REQUIRED TASK: Output the material below unchanged, apart from leaving out the pictures.

INFORMATION SHOWN:
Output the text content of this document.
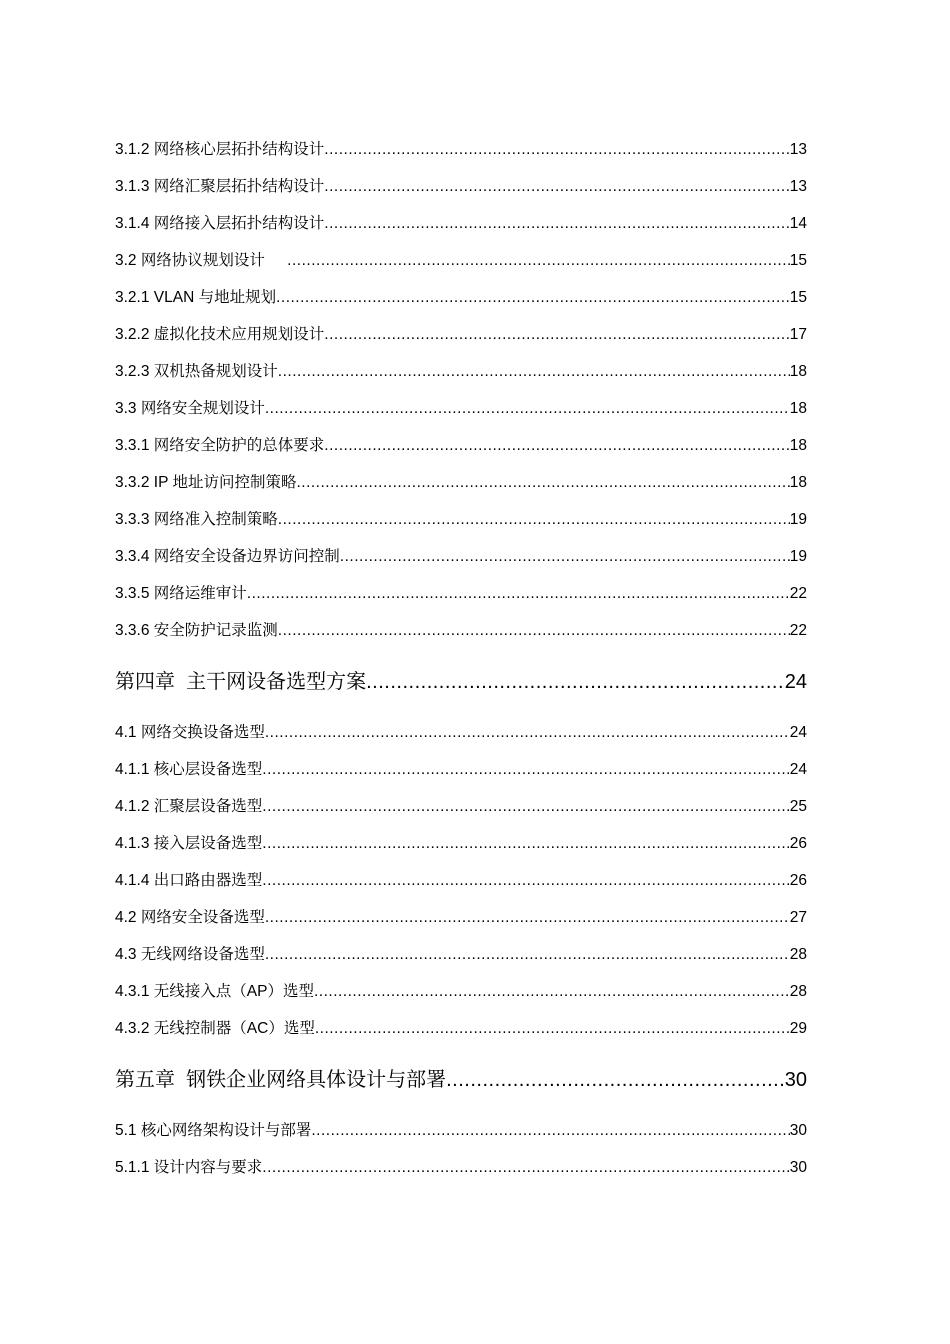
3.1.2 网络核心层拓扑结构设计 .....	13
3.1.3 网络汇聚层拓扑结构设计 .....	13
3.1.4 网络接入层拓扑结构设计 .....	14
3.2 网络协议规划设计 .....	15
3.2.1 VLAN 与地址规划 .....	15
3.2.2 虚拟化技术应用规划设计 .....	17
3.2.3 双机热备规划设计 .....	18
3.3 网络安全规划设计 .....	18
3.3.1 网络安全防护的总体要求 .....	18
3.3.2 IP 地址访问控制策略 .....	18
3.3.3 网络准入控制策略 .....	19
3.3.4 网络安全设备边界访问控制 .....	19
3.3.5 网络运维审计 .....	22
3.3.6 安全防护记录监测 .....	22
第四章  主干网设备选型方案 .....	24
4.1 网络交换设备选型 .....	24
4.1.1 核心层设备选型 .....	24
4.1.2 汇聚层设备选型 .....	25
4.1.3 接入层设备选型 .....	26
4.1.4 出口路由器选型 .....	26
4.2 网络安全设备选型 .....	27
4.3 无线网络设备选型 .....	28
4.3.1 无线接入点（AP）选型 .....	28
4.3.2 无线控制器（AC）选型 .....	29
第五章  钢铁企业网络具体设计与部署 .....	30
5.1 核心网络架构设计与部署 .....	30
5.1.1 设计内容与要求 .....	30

ANSWER TO THE EXERCISE:
Output the text content of this document.
3.1.2 网络核心层拓扑结构设计 .....	13
3.1.3 网络汇聚层拓扑结构设计 .....	13
3.1.4 网络接入层拓扑结构设计 .....	14
3.2 网络协议规划设计 .....	15
3.2.1 VLAN 与地址规划 .....	15
3.2.2 虚拟化技术应用规划设计 .....	17
3.2.3 双机热备规划设计 .....	18
3.3 网络安全规划设计 .....	18
3.3.1 网络安全防护的总体要求 .....	18
3.3.2 IP 地址访问控制策略 .....	18
3.3.3 网络准入控制策略 .....	19
3.3.4 网络安全设备边界访问控制 .....	19
3.3.5 网络运维审计 .....	22
3.3.6 安全防护记录监测 .....	22
第四章  主干网设备选型方案 .....	24
4.1 网络交换设备选型 .....	24
4.1.1 核心层设备选型 .....	24
4.1.2 汇聚层设备选型 .....	25
4.1.3 接入层设备选型 .....	26
4.1.4 出口路由器选型 .....	26
4.2 网络安全设备选型 .....	27
4.3 无线网络设备选型 .....	28
4.3.1 无线接入点（AP）选型 .....	28
4.3.2 无线控制器（AC）选型 .....	29
第五章  钢铁企业网络具体设计与部署 .....	30
5.1 核心网络架构设计与部署 .....	30
5.1.1 设计内容与要求 .....	30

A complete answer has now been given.